Exercise → Repeat the records verbatim and leave the pictures out of your copy.

Given entries →
------------------------------------------------
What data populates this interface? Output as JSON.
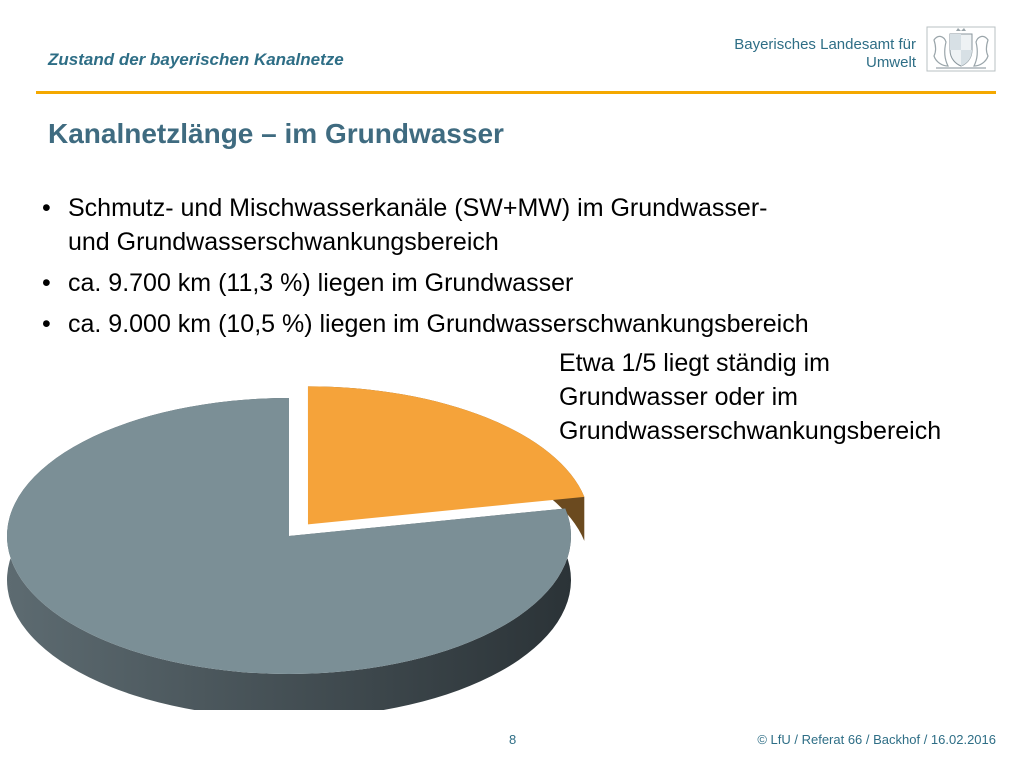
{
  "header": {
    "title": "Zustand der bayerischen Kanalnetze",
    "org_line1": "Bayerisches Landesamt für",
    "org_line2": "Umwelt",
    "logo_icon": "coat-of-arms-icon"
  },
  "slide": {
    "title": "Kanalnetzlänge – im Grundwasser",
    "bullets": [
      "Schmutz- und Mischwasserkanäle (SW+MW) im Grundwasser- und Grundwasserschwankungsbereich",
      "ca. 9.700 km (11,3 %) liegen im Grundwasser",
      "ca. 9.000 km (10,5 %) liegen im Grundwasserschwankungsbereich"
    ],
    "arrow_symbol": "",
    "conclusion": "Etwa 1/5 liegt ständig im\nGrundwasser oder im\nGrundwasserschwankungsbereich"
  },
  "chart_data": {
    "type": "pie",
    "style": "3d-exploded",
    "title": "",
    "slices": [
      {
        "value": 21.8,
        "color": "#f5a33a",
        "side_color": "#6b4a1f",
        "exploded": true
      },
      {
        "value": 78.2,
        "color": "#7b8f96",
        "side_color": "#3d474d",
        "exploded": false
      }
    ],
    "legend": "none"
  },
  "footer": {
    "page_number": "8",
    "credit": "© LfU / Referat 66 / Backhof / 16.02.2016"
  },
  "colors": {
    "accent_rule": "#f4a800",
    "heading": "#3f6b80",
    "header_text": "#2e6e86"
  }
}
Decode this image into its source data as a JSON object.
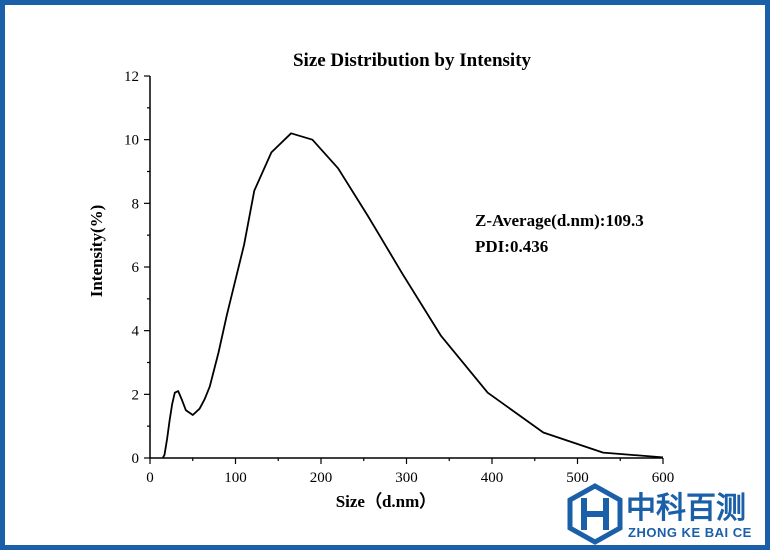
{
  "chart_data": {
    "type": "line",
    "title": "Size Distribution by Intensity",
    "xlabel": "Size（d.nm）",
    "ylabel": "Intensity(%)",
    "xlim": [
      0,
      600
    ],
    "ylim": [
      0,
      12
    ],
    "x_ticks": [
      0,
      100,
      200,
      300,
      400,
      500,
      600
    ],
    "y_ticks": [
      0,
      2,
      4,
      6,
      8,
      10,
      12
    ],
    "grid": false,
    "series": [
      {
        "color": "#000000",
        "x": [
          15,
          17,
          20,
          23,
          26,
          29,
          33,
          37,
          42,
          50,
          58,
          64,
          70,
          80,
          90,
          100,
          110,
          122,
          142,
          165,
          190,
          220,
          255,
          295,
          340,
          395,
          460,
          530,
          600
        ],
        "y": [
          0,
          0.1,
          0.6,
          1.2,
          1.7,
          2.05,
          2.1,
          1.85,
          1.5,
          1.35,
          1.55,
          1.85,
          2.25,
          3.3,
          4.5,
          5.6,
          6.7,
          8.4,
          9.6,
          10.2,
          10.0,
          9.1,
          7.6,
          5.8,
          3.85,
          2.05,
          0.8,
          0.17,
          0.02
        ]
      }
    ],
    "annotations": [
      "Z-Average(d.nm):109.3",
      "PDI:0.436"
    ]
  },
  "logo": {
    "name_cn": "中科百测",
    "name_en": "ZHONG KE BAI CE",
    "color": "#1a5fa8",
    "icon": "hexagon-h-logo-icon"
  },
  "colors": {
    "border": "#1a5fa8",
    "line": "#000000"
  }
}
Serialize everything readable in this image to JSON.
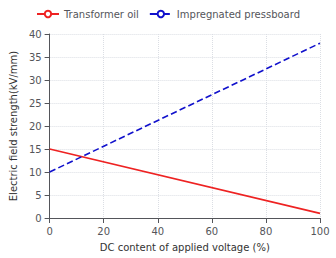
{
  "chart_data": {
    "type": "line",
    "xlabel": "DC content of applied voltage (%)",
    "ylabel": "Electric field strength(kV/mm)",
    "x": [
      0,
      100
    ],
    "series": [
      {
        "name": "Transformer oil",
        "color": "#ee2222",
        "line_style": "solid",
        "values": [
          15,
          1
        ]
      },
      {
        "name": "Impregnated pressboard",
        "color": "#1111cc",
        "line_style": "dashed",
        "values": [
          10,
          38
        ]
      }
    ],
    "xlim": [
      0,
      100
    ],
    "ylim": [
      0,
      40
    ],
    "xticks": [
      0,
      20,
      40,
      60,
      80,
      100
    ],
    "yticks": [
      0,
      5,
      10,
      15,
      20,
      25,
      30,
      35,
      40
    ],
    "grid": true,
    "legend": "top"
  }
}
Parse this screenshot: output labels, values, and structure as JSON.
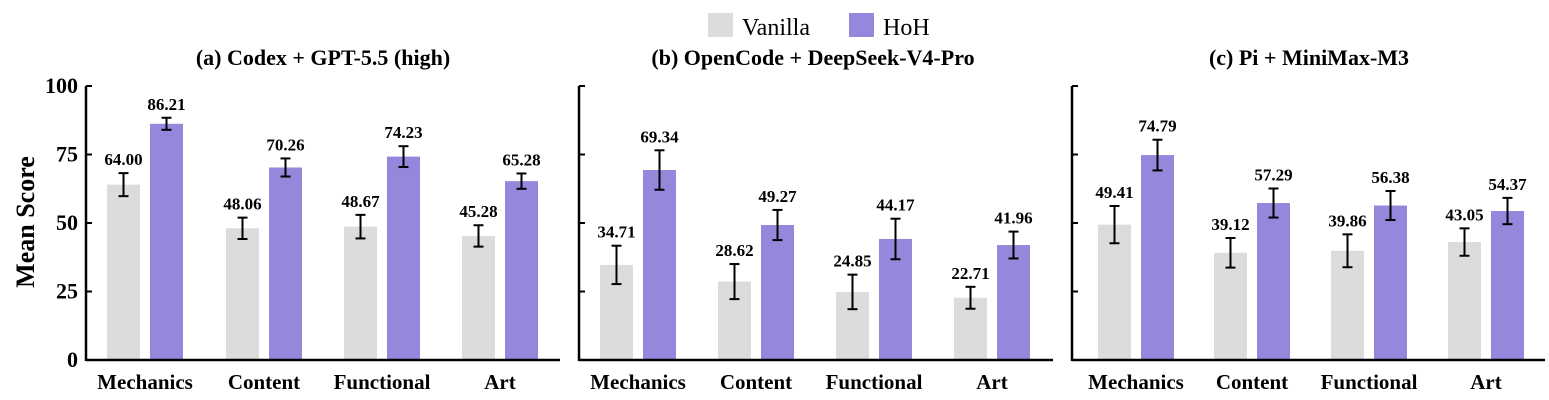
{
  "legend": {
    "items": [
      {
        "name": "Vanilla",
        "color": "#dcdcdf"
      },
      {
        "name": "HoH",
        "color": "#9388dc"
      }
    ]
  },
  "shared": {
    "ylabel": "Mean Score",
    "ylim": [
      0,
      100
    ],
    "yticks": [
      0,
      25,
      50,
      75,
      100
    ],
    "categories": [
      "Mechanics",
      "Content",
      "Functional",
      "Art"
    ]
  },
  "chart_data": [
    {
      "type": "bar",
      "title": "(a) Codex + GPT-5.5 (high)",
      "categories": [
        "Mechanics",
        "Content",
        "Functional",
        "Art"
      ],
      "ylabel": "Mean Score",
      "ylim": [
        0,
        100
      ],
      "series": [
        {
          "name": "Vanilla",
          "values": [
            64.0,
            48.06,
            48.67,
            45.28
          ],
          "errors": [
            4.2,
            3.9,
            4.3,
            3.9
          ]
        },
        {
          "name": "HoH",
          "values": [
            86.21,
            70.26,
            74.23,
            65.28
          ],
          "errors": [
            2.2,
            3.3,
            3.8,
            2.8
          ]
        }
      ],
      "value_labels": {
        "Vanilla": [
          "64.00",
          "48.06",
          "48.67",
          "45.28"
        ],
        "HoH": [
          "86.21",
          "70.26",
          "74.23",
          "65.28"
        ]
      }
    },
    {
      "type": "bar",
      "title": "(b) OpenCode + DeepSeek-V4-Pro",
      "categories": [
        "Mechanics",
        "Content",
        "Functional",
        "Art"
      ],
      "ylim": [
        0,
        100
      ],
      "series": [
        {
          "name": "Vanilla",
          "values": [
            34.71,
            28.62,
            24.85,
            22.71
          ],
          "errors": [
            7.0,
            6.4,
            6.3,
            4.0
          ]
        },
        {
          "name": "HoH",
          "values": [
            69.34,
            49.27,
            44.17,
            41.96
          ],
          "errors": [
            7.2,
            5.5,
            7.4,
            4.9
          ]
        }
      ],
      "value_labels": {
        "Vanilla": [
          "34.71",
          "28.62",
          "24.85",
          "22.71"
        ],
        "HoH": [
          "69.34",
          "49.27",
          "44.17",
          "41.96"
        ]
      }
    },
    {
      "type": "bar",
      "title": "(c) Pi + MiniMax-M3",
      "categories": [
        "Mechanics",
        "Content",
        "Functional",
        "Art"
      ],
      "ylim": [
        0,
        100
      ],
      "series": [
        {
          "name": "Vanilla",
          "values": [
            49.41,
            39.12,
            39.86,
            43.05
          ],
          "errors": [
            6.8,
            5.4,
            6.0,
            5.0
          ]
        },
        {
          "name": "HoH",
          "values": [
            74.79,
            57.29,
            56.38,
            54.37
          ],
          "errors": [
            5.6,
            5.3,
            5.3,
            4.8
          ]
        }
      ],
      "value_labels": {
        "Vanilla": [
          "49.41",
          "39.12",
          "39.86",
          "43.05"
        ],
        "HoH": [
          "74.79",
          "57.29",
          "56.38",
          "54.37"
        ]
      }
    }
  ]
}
------------------------------------------------
Task result →
What data populates this interface? Output as JSON.
{
  "header": {
    "title": "Zustand der bayerischen Kanalnetze",
    "org_line1": "Bayerisches Landesamt für",
    "org_line2": "Umwelt",
    "logo_icon": "coat-of-arms-icon"
  },
  "slide": {
    "title": "Kanalnetzlänge – im Grundwasser",
    "bullets": [
      "Schmutz- und Mischwasserkanäle (SW+MW) im Grundwasser- und Grundwasserschwankungsbereich",
      "ca. 9.700 km (11,3 %) liegen im Grundwasser",
      "ca. 9.000 km (10,5 %) liegen im Grundwasserschwankungsbereich"
    ],
    "arrow_symbol": "",
    "conclusion": "Etwa 1/5 liegt ständig im\nGrundwasser oder im\nGrundwasserschwankungsbereich"
  },
  "chart_data": {
    "type": "pie",
    "style": "3d-exploded",
    "title": "",
    "slices": [
      {
        "value": 21.8,
        "color": "#f5a33a",
        "side_color": "#6b4a1f",
        "exploded": true
      },
      {
        "value": 78.2,
        "color": "#7b8f96",
        "side_color": "#3d474d",
        "exploded": false
      }
    ],
    "legend": "none"
  },
  "footer": {
    "page_number": "8",
    "credit": "© LfU / Referat 66 / Backhof / 16.02.2016"
  },
  "colors": {
    "accent_rule": "#f4a800",
    "heading": "#3f6b80",
    "header_text": "#2e6e86"
  }
}
Decode this image into its source data as a JSON object.
{
  "chart_data": {
    "type": "line",
    "title": "Size Distribution by Intensity",
    "xlabel": "Size（d.nm）",
    "ylabel": "Intensity(%)",
    "xlim": [
      0,
      600
    ],
    "ylim": [
      0,
      12
    ],
    "x_ticks": [
      0,
      100,
      200,
      300,
      400,
      500,
      600
    ],
    "y_ticks": [
      0,
      2,
      4,
      6,
      8,
      10,
      12
    ],
    "grid": false,
    "series": [
      {
        "color": "#000000",
        "x": [
          15,
          17,
          20,
          23,
          26,
          29,
          33,
          37,
          42,
          50,
          58,
          64,
          70,
          80,
          90,
          100,
          110,
          122,
          142,
          165,
          190,
          220,
          255,
          295,
          340,
          395,
          460,
          530,
          600
        ],
        "y": [
          0,
          0.1,
          0.6,
          1.2,
          1.7,
          2.05,
          2.1,
          1.85,
          1.5,
          1.35,
          1.55,
          1.85,
          2.25,
          3.3,
          4.5,
          5.6,
          6.7,
          8.4,
          9.6,
          10.2,
          10.0,
          9.1,
          7.6,
          5.8,
          3.85,
          2.05,
          0.8,
          0.17,
          0.02
        ]
      }
    ],
    "annotations": [
      "Z-Average(d.nm):109.3",
      "PDI:0.436"
    ]
  },
  "logo": {
    "name_cn": "中科百测",
    "name_en": "ZHONG KE BAI CE",
    "color": "#1a5fa8",
    "icon": "hexagon-h-logo-icon"
  },
  "colors": {
    "border": "#1a5fa8",
    "line": "#000000"
  }
}
Serialize everything readable in this image to JSON.
{
  "chart_data": {
    "type": "line",
    "xlabel": "DC content of applied voltage (%)",
    "ylabel": "Electric field strength(kV/mm)",
    "x": [
      0,
      100
    ],
    "series": [
      {
        "name": "Transformer oil",
        "color": "#ee2222",
        "line_style": "solid",
        "values": [
          15,
          1
        ]
      },
      {
        "name": "Impregnated pressboard",
        "color": "#1111cc",
        "line_style": "dashed",
        "values": [
          10,
          38
        ]
      }
    ],
    "xlim": [
      0,
      100
    ],
    "ylim": [
      0,
      40
    ],
    "xticks": [
      0,
      20,
      40,
      60,
      80,
      100
    ],
    "yticks": [
      0,
      5,
      10,
      15,
      20,
      25,
      30,
      35,
      40
    ],
    "grid": true,
    "legend": "top"
  }
}
Parse this screenshot: output labels, values, and structure as JSON.
{
  "legend": {
    "items": [
      {
        "name": "Vanilla",
        "color": "#dcdcdf"
      },
      {
        "name": "HoH",
        "color": "#9388dc"
      }
    ]
  },
  "shared": {
    "ylabel": "Mean Score",
    "ylim": [
      0,
      100
    ],
    "yticks": [
      0,
      25,
      50,
      75,
      100
    ],
    "categories": [
      "Mechanics",
      "Content",
      "Functional",
      "Art"
    ]
  },
  "chart_data": [
    {
      "type": "bar",
      "title": "(a) Codex + GPT-5.5 (high)",
      "categories": [
        "Mechanics",
        "Content",
        "Functional",
        "Art"
      ],
      "ylabel": "Mean Score",
      "ylim": [
        0,
        100
      ],
      "series": [
        {
          "name": "Vanilla",
          "values": [
            64.0,
            48.06,
            48.67,
            45.28
          ],
          "errors": [
            4.2,
            3.9,
            4.3,
            3.9
          ]
        },
        {
          "name": "HoH",
          "values": [
            86.21,
            70.26,
            74.23,
            65.28
          ],
          "errors": [
            2.2,
            3.3,
            3.8,
            2.8
          ]
        }
      ],
      "value_labels": {
        "Vanilla": [
          "64.00",
          "48.06",
          "48.67",
          "45.28"
        ],
        "HoH": [
          "86.21",
          "70.26",
          "74.23",
          "65.28"
        ]
      }
    },
    {
      "type": "bar",
      "title": "(b) OpenCode + DeepSeek-V4-Pro",
      "categories": [
        "Mechanics",
        "Content",
        "Functional",
        "Art"
      ],
      "ylim": [
        0,
        100
      ],
      "series": [
        {
          "name": "Vanilla",
          "values": [
            34.71,
            28.62,
            24.85,
            22.71
          ],
          "errors": [
            7.0,
            6.4,
            6.3,
            4.0
          ]
        },
        {
          "name": "HoH",
          "values": [
            69.34,
            49.27,
            44.17,
            41.96
          ],
          "errors": [
            7.2,
            5.5,
            7.4,
            4.9
          ]
        }
      ],
      "value_labels": {
        "Vanilla": [
          "34.71",
          "28.62",
          "24.85",
          "22.71"
        ],
        "HoH": [
          "69.34",
          "49.27",
          "44.17",
          "41.96"
        ]
      }
    },
    {
      "type": "bar",
      "title": "(c) Pi + MiniMax-M3",
      "categories": [
        "Mechanics",
        "Content",
        "Functional",
        "Art"
      ],
      "ylim": [
        0,
        100
      ],
      "series": [
        {
          "name": "Vanilla",
          "values": [
            49.41,
            39.12,
            39.86,
            43.05
          ],
          "errors": [
            6.8,
            5.4,
            6.0,
            5.0
          ]
        },
        {
          "name": "HoH",
          "values": [
            74.79,
            57.29,
            56.38,
            54.37
          ],
          "errors": [
            5.6,
            5.3,
            5.3,
            4.8
          ]
        }
      ],
      "value_labels": {
        "Vanilla": [
          "49.41",
          "39.12",
          "39.86",
          "43.05"
        ],
        "HoH": [
          "74.79",
          "57.29",
          "56.38",
          "54.37"
        ]
      }
    }
  ]
}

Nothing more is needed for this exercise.